GIVEN RECORDS:
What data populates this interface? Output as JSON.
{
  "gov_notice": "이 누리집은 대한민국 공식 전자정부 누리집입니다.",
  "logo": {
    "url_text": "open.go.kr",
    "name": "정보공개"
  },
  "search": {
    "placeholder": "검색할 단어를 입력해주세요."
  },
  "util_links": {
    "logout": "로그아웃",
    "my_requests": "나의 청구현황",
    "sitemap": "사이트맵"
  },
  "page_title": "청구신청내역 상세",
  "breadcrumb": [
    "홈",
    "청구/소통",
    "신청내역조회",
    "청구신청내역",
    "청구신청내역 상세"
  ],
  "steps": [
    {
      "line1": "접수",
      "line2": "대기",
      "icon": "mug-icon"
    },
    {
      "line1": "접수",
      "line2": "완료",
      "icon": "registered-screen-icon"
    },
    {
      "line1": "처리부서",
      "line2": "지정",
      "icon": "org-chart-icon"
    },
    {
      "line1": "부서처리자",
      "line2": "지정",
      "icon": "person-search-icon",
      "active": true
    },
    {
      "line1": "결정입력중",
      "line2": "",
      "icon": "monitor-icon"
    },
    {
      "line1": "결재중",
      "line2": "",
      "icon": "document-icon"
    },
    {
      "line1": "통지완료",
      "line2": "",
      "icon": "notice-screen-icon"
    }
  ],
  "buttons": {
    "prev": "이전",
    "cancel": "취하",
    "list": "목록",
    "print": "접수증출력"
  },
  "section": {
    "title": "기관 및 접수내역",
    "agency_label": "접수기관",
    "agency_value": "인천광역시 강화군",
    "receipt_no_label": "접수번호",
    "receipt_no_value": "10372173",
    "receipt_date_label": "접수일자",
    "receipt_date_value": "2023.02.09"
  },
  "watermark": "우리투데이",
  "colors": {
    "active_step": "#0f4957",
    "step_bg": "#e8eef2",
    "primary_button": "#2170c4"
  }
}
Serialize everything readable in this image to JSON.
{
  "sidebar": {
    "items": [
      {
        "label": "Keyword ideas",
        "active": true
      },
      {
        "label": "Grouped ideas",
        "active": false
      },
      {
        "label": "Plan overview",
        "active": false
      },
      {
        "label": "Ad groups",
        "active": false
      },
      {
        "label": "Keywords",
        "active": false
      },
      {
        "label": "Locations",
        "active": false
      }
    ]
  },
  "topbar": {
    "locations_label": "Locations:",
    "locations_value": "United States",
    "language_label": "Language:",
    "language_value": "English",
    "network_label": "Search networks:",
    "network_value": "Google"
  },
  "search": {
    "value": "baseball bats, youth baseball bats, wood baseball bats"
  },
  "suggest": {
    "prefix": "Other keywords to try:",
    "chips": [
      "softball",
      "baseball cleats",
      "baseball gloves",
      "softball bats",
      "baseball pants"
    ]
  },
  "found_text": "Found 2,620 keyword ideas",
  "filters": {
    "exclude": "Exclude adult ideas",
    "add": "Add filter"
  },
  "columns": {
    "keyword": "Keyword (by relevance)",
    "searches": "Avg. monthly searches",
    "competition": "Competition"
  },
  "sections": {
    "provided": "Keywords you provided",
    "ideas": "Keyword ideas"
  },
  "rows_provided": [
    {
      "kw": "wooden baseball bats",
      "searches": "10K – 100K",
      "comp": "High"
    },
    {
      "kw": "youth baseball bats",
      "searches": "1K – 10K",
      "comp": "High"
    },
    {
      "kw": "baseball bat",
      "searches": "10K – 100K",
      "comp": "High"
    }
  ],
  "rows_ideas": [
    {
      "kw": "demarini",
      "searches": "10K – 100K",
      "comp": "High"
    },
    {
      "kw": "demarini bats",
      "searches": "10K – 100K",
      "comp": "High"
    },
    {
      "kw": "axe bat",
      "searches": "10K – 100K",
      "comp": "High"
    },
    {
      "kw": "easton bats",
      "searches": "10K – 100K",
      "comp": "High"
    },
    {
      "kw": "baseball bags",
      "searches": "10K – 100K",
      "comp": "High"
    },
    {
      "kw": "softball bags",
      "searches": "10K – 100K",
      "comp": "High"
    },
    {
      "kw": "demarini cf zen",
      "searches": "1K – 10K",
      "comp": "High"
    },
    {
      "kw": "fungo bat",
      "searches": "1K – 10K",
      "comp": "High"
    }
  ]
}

PROMPT: From the listing above, reproduce all the lines exactly.

TASK RESULT:
What data populates this interface? Output as JSON.
{
  "gov_notice": "이 누리집은 대한민국 공식 전자정부 누리집입니다.",
  "logo": {
    "url_text": "open.go.kr",
    "name": "정보공개"
  },
  "search": {
    "placeholder": "검색할 단어를 입력해주세요."
  },
  "util_links": {
    "logout": "로그아웃",
    "my_requests": "나의 청구현황",
    "sitemap": "사이트맵"
  },
  "page_title": "청구신청내역 상세",
  "breadcrumb": [
    "홈",
    "청구/소통",
    "신청내역조회",
    "청구신청내역",
    "청구신청내역 상세"
  ],
  "steps": [
    {
      "line1": "접수",
      "line2": "대기",
      "icon": "mug-icon"
    },
    {
      "line1": "접수",
      "line2": "완료",
      "icon": "registered-screen-icon"
    },
    {
      "line1": "처리부서",
      "line2": "지정",
      "icon": "org-chart-icon"
    },
    {
      "line1": "부서처리자",
      "line2": "지정",
      "icon": "person-search-icon",
      "active": true
    },
    {
      "line1": "결정입력중",
      "line2": "",
      "icon": "monitor-icon"
    },
    {
      "line1": "결재중",
      "line2": "",
      "icon": "document-icon"
    },
    {
      "line1": "통지완료",
      "line2": "",
      "icon": "notice-screen-icon"
    }
  ],
  "buttons": {
    "prev": "이전",
    "cancel": "취하",
    "list": "목록",
    "print": "접수증출력"
  },
  "section": {
    "title": "기관 및 접수내역",
    "agency_label": "접수기관",
    "agency_value": "인천광역시 강화군",
    "receipt_no_label": "접수번호",
    "receipt_no_value": "10372173",
    "receipt_date_label": "접수일자",
    "receipt_date_value": "2023.02.09"
  },
  "watermark": "우리투데이",
  "colors": {
    "active_step": "#0f4957",
    "step_bg": "#e8eef2",
    "primary_button": "#2170c4"
  }
}
Serialize everything readable in this image to JSON.
{
  "sidebar": {
    "items": [
      {
        "label": "Keyword ideas",
        "active": true
      },
      {
        "label": "Grouped ideas",
        "active": false
      },
      {
        "label": "Plan overview",
        "active": false
      },
      {
        "label": "Ad groups",
        "active": false
      },
      {
        "label": "Keywords",
        "active": false
      },
      {
        "label": "Locations",
        "active": false
      }
    ]
  },
  "topbar": {
    "locations_label": "Locations:",
    "locations_value": "United States",
    "language_label": "Language:",
    "language_value": "English",
    "network_label": "Search networks:",
    "network_value": "Google"
  },
  "search": {
    "value": "baseball bats, youth baseball bats, wood baseball bats"
  },
  "suggest": {
    "prefix": "Other keywords to try:",
    "chips": [
      "softball",
      "baseball cleats",
      "baseball gloves",
      "softball bats",
      "baseball pants"
    ]
  },
  "found_text": "Found 2,620 keyword ideas",
  "filters": {
    "exclude": "Exclude adult ideas",
    "add": "Add filter"
  },
  "columns": {
    "keyword": "Keyword (by relevance)",
    "searches": "Avg. monthly searches",
    "competition": "Competition"
  },
  "sections": {
    "provided": "Keywords you provided",
    "ideas": "Keyword ideas"
  },
  "rows_provided": [
    {
      "kw": "wooden baseball bats",
      "searches": "10K – 100K",
      "comp": "High"
    },
    {
      "kw": "youth baseball bats",
      "searches": "1K – 10K",
      "comp": "High"
    },
    {
      "kw": "baseball bat",
      "searches": "10K – 100K",
      "comp": "High"
    }
  ],
  "rows_ideas": [
    {
      "kw": "demarini",
      "searches": "10K – 100K",
      "comp": "High"
    },
    {
      "kw": "demarini bats",
      "searches": "10K – 100K",
      "comp": "High"
    },
    {
      "kw": "axe bat",
      "searches": "10K – 100K",
      "comp": "High"
    },
    {
      "kw": "easton bats",
      "searches": "10K – 100K",
      "comp": "High"
    },
    {
      "kw": "baseball bags",
      "searches": "10K – 100K",
      "comp": "High"
    },
    {
      "kw": "softball bags",
      "searches": "10K – 100K",
      "comp": "High"
    },
    {
      "kw": "demarini cf zen",
      "searches": "1K – 10K",
      "comp": "High"
    },
    {
      "kw": "fungo bat",
      "searches": "1K – 10K",
      "comp": "High"
    }
  ]
}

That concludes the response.